Saved entries
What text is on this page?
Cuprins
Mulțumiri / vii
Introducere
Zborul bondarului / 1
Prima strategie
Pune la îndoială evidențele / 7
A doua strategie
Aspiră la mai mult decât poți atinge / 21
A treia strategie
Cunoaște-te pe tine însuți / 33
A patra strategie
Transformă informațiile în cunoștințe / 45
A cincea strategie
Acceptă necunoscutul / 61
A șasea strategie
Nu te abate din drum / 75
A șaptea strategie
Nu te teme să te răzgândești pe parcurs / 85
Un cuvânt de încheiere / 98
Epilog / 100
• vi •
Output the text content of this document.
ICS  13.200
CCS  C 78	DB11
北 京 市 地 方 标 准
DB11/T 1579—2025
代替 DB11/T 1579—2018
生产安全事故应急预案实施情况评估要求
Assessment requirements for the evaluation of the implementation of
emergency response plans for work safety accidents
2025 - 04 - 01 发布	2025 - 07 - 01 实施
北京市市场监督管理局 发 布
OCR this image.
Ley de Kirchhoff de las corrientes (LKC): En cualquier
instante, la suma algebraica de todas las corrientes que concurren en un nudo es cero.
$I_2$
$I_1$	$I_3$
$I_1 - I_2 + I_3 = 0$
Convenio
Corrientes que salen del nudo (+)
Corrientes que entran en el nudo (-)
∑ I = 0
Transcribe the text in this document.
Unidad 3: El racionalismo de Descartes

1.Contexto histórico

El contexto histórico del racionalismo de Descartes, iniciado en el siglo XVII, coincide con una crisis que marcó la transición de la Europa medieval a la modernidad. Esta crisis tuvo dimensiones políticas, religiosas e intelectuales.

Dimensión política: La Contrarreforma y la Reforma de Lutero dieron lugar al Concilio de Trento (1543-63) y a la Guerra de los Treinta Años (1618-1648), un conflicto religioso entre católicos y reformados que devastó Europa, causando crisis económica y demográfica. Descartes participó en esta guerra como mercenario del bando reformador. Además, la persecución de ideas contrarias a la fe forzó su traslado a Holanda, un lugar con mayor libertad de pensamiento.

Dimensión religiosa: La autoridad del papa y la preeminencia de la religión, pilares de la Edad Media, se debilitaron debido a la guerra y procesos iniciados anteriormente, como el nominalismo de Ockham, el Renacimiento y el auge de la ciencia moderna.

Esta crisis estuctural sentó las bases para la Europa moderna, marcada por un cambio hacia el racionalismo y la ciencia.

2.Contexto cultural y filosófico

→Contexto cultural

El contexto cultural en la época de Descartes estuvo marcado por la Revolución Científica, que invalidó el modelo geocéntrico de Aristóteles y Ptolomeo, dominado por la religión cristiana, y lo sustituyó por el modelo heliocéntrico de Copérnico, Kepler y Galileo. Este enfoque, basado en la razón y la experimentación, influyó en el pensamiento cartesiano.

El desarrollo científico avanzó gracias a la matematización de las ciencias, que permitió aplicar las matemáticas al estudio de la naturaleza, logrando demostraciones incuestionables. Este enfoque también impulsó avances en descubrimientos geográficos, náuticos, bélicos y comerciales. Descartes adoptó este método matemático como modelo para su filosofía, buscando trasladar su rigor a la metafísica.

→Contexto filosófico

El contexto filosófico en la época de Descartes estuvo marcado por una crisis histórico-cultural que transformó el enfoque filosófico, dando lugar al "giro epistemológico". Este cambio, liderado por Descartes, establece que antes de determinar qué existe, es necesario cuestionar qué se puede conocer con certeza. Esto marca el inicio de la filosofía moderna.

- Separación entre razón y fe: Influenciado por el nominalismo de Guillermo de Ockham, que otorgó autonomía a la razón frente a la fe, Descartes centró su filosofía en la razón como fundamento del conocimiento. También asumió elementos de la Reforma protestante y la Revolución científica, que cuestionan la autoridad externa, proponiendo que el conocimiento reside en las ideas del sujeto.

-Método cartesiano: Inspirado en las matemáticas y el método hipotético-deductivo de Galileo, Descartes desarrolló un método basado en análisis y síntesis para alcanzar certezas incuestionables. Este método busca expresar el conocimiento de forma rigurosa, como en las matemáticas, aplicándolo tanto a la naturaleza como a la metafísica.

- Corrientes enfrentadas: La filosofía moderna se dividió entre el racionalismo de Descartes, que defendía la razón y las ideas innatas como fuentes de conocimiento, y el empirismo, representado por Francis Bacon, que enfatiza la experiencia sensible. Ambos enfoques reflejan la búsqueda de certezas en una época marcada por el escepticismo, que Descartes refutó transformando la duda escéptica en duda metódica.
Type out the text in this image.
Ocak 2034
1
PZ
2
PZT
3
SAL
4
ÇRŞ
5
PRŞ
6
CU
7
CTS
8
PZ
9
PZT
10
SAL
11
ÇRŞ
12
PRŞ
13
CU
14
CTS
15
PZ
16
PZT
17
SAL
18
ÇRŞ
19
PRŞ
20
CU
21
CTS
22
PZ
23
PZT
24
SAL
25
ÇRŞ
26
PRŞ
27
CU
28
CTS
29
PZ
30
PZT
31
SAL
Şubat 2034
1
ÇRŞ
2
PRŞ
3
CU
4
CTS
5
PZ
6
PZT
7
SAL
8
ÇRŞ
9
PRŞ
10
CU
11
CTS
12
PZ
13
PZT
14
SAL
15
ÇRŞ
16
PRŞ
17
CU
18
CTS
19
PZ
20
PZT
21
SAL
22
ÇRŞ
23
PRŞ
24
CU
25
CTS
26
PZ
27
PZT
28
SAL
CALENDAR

Given instruction:
Out of the preceding entries, pull every line containing the string "pensamiento".

Response to the exercise:
Dimensión política: La Contrarreforma y la Reforma de Lutero dieron lugar al Concilio de Trento (1543-63) y a la Guerra de los Treinta Años (1618-1648), un conflicto religioso entre católicos y reformados que devastó Europa, causando crisis económica y demográfica. Descartes participó en esta guerra como mercenario del bando reformador. Además, la persecución de ideas contrarias a la fe forzó su traslado a Holanda, un lugar con mayor libertad de pensamiento.
El contexto cultural en la época de Descartes estuvo marcado por la Revolución Científica, que invalidó el modelo geocéntrico de Aristóteles y Ptolomeo, dominado por la religión cristiana, y lo sustituyó por el modelo heliocéntrico de Copérnico, Kepler y Galileo. Este enfoque, basado en la razón y la experimentación, influyó en el pensamiento cartesiano.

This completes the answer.